--- start DATA PROVIDED ---

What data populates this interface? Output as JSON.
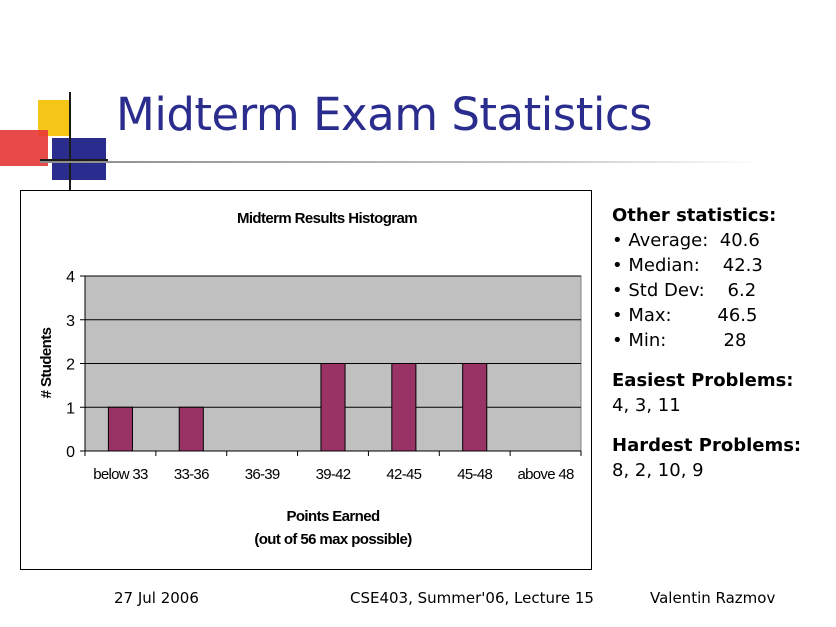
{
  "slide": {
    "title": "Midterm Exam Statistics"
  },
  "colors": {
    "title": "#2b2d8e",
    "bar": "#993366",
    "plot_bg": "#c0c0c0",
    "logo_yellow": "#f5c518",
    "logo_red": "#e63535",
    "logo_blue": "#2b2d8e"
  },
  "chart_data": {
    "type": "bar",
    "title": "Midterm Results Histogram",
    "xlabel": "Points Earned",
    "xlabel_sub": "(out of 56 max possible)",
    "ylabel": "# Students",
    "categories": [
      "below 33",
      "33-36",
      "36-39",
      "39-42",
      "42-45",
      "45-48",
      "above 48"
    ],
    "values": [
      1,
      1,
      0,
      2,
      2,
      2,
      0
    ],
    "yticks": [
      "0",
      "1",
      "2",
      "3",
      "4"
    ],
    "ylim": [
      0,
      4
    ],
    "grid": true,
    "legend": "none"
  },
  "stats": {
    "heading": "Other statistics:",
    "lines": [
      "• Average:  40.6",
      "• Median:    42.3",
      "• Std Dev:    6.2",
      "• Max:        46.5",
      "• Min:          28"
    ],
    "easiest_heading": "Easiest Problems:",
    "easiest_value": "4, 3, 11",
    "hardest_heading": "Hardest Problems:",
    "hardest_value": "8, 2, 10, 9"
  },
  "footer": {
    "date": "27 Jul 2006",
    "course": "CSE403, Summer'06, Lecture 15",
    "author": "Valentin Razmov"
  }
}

--- end DATA PROVIDED ---

> [WHAT THIS TASK INVOLVES]: Copy the records above exactly, omitting every picture.

> [OUTPUT OF THE EXERCISE]:
What data populates this interface? Output as JSON.
{
  "slide": {
    "title": "Midterm Exam Statistics"
  },
  "colors": {
    "title": "#2b2d8e",
    "bar": "#993366",
    "plot_bg": "#c0c0c0",
    "logo_yellow": "#f5c518",
    "logo_red": "#e63535",
    "logo_blue": "#2b2d8e"
  },
  "chart_data": {
    "type": "bar",
    "title": "Midterm Results Histogram",
    "xlabel": "Points Earned",
    "xlabel_sub": "(out of 56 max possible)",
    "ylabel": "# Students",
    "categories": [
      "below 33",
      "33-36",
      "36-39",
      "39-42",
      "42-45",
      "45-48",
      "above 48"
    ],
    "values": [
      1,
      1,
      0,
      2,
      2,
      2,
      0
    ],
    "yticks": [
      "0",
      "1",
      "2",
      "3",
      "4"
    ],
    "ylim": [
      0,
      4
    ],
    "grid": true,
    "legend": "none"
  },
  "stats": {
    "heading": "Other statistics:",
    "lines": [
      "• Average:  40.6",
      "• Median:    42.3",
      "• Std Dev:    6.2",
      "• Max:        46.5",
      "• Min:          28"
    ],
    "easiest_heading": "Easiest Problems:",
    "easiest_value": "4, 3, 11",
    "hardest_heading": "Hardest Problems:",
    "hardest_value": "8, 2, 10, 9"
  },
  "footer": {
    "date": "27 Jul 2006",
    "course": "CSE403, Summer'06, Lecture 15",
    "author": "Valentin Razmov"
  }
}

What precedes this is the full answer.